**Using the information**:
• A. Could you copy everything in the PETSc memory scaling thread from "On Tue, 26 Mar" down to "some log file?"?
• B. What are the names of the PtAP algorithms in the algTypes array shown in the PETSc memory scaling thread?

[petsc-users] Bad memory scaling with PETSc 3.10

Dave May dave.mayhem23 at gmail.com
Tue Mar 26 05:10:09 CDT 2019


On Tue, 26 Mar 2019 at 09:52, Myriam Peyrounette via petsc-users <
petsc-users at mcs.anl.gov> wrote:

> How can I be sure they are indeed used? Can I print this information in
> some log file?
>
Yes. Re-run the job with the command line option

-options_left true

This will report all options parsed, and importantly, will also indicate if
any options were unused.


Thanks
Dave

Thanks in advance
>
> Myriam
>
> Le 03/25/19 à 18:24, Matthew Knepley a écrit :
>
> On Mon, Mar 25, 2019 at 10:54 AM Myriam Peyrounette via petsc-users <
> petsc-users at mcs.anl.gov> wrote:
>
>> Hi,
>>
>> thanks for the explanations. I tried the last PETSc version (commit
>> fbc5705bc518d02a4999f188aad4ccff5f754cbf), which includes the patch you
>> talked about. But the memory scaling shows no improvement (see scaling
>> attached), even when using the "scalable" options :(
>>
>> I had a look at the PETSc functions MatPtAPNumeric_MPIAIJ_MPIAIJ and
>> MatPtAPSymbolic_MPIAIJ_MPIAIJ (especially at the differences before and
>> after the first "bad" commit), but I can't find what induced this memory
>> issue.
>>
> Are you sure that the option was used? It just looks suspicious to me that
> they use exactly the same amount of memory. It should be different, even if
> it does not solve the problem.
>
>    Thanks,
>
>      Matt
>
>> Myriam
>>
>>
>>
>>
>> Le 03/20/19 à 17:38, Fande Kong a écrit :
>>
>> Hi Myriam,
>>
>> There are three algorithms in PETSc to do PtAP ( const char
>> *algTypes[3] = {"scalable","nonscalable","hypre"};), and can be specified
>> using the petsc options: -matptap_via xxxx.
>>
>> (1) -matptap_via hypre: This call the hypre package to do the PtAP trough
>> an all-at-once triple product. In our experiences, it is the most memory
>> efficient, but could be slow.

**Dataset excerpts**:
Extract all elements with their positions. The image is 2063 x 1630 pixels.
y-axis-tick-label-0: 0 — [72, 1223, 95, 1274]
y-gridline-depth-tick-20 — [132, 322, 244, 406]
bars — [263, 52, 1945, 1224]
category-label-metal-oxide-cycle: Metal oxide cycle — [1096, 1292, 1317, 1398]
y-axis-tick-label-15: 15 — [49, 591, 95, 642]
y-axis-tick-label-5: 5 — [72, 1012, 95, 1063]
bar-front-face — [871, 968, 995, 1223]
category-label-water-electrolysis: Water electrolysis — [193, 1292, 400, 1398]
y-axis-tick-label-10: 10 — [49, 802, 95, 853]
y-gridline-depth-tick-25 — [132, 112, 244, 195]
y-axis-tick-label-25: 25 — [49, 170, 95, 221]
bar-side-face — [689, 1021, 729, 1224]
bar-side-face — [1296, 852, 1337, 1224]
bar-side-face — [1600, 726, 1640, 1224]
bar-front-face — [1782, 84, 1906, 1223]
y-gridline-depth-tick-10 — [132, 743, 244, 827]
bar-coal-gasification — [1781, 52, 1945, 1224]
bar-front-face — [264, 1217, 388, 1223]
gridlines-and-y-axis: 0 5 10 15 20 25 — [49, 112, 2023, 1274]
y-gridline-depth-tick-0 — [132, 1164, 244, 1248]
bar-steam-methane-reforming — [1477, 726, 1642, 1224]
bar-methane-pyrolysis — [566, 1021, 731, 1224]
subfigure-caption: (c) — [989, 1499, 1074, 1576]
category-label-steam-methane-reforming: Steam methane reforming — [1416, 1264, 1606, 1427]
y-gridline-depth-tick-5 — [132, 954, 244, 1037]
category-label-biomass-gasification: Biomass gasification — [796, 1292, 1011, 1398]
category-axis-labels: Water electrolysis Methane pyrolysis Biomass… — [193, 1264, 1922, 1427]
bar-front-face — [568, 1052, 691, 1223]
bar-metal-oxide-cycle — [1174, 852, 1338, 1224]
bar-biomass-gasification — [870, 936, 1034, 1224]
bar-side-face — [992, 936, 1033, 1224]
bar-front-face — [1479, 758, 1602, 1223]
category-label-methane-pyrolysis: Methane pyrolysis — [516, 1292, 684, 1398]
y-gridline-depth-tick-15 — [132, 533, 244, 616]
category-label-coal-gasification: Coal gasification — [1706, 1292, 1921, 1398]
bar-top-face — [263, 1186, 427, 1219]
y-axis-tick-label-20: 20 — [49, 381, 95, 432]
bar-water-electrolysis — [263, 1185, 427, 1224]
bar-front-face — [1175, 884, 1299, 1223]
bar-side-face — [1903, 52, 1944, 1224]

**Solution list**:
• A.
On Tue, 26 Mar 2019 at 09:52, Myriam Peyrounette via petsc-users <
petsc-users at mcs.anl.gov> wrote:

> How can I be sure they are indeed used? Can I print this information in
> some log file?

• B. scalable, nonscalable, hypre